━━━ Excerpt provided
General utilities for data science projects
The goal of this repository is to provide functionalities that are tipically not found in other packages, and can facilitate some steps during a data science project.
The classes created in instrumentum
implement sklearn interfaces, which makes it easier to work with them since the general familiarity with sklearn design. Classes use parallelism whenever possible to speed-up the execution time.
Stepwise is a method used to reduce the dimensionality of datasets, its idea consists of iteratively adding and removing predictors, one by one. One of its limitations is that there might exist variables that interact with each other, or are highly correlated, and the real inference power of those variables will not be realized if evaluations are performed individually. To illustrate this, the following code artificially creates 2 variables that when combined have a great prediction power, but individually do not. A third variable is created with minimum prediction power.
df = pd.DataFrame(np.random.choice([0, 1], size=(10000, 2)), columns=["x1", "x2"])
# y is created based on x1 and x2, ~70% prediction power, when combined
df["y"] = df.apply(
lambda x: np.logical_xor(x["x1"], x["x2"]) * 1
if np.random.ranf() < 0.7
else np.random.choice([0, 1]),
axis=1,
)
━━━━━━
━━━ Data
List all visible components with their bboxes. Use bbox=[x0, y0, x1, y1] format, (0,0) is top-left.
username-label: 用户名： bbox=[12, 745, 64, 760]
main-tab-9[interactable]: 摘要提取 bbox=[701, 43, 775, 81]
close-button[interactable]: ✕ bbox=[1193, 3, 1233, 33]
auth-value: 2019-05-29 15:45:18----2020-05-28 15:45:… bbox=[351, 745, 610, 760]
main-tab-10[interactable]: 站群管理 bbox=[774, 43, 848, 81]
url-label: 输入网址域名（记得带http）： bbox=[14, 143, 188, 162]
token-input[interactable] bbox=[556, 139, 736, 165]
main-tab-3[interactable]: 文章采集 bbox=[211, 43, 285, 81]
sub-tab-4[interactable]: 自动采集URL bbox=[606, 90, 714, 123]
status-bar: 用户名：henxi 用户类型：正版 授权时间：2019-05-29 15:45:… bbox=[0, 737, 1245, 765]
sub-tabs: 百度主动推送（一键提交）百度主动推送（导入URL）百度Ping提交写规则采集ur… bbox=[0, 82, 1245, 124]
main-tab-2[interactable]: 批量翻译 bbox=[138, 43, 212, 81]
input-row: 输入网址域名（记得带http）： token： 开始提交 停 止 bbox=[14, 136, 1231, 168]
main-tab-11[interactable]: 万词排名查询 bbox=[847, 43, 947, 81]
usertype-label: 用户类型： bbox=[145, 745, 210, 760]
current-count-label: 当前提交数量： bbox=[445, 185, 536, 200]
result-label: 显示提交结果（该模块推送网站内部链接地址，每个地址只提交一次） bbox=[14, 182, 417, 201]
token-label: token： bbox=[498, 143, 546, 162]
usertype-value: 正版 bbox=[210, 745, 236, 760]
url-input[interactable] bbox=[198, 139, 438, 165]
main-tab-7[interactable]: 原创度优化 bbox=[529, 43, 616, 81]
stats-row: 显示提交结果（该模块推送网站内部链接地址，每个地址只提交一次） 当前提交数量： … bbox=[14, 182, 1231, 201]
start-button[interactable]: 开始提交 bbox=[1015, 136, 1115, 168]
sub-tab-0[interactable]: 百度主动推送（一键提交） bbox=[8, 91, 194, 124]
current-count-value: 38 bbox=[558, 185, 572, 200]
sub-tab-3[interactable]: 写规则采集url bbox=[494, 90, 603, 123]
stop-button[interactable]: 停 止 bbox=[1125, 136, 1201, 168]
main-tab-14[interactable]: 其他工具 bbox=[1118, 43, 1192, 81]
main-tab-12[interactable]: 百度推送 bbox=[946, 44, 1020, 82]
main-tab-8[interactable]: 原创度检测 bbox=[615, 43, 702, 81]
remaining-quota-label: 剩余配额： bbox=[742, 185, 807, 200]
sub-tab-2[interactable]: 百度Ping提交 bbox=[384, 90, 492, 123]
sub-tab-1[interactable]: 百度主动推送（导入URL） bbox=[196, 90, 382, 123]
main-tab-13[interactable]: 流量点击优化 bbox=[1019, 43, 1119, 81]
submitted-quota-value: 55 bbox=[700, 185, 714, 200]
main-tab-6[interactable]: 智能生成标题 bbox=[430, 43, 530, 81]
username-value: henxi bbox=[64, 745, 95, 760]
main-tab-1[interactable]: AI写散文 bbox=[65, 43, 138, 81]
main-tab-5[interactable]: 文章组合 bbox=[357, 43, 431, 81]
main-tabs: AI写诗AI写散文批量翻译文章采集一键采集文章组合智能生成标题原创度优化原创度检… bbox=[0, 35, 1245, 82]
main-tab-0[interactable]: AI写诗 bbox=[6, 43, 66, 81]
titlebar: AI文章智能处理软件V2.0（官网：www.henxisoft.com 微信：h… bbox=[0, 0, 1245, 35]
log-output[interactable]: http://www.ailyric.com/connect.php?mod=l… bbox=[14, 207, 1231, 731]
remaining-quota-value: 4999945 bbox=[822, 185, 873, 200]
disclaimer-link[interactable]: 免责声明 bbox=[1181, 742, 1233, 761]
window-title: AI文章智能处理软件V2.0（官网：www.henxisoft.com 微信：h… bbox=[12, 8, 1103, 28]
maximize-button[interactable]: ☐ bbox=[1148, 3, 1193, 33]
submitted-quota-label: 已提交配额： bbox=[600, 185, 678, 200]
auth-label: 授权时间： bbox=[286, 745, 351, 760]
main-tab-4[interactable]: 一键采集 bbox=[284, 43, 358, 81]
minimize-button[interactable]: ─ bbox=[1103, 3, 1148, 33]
━━━━━━
_Your task_
Resume the instrumentum README on stepwise selection, picking up right after the code that builds the y column.

_Answer to the exercise_
# another predictor, with ~20% prediction power
df["x0"] = df.apply(
lambda x: x.y if np.random.ranf() < 0.2 else np.random.choice([0, 1]),
axis=1,
)
X, y = df[["x0", "x1", "x2"]], df["y"]
Plotting the correlation of the matrix, clearly shows that individually, only x0 presents a relationship with y:
If the classic forward stepwise is used in this scenario, and assuming that the stepwise stops when there is no improvement (which doesn't make sense in this small dataset, but it does in gigantic ones), the two interactions will not be discovered.
The class DynamicStepwise
in this library allows to keep adding/removing predictors iteratively, with an arbitrary number of predictors at each iteration (parameter combo
). When the number is 1, it is the tipical stepwise, if it is largen than 1 it becomes dyanmic and will try all combinations of predictors up to that number.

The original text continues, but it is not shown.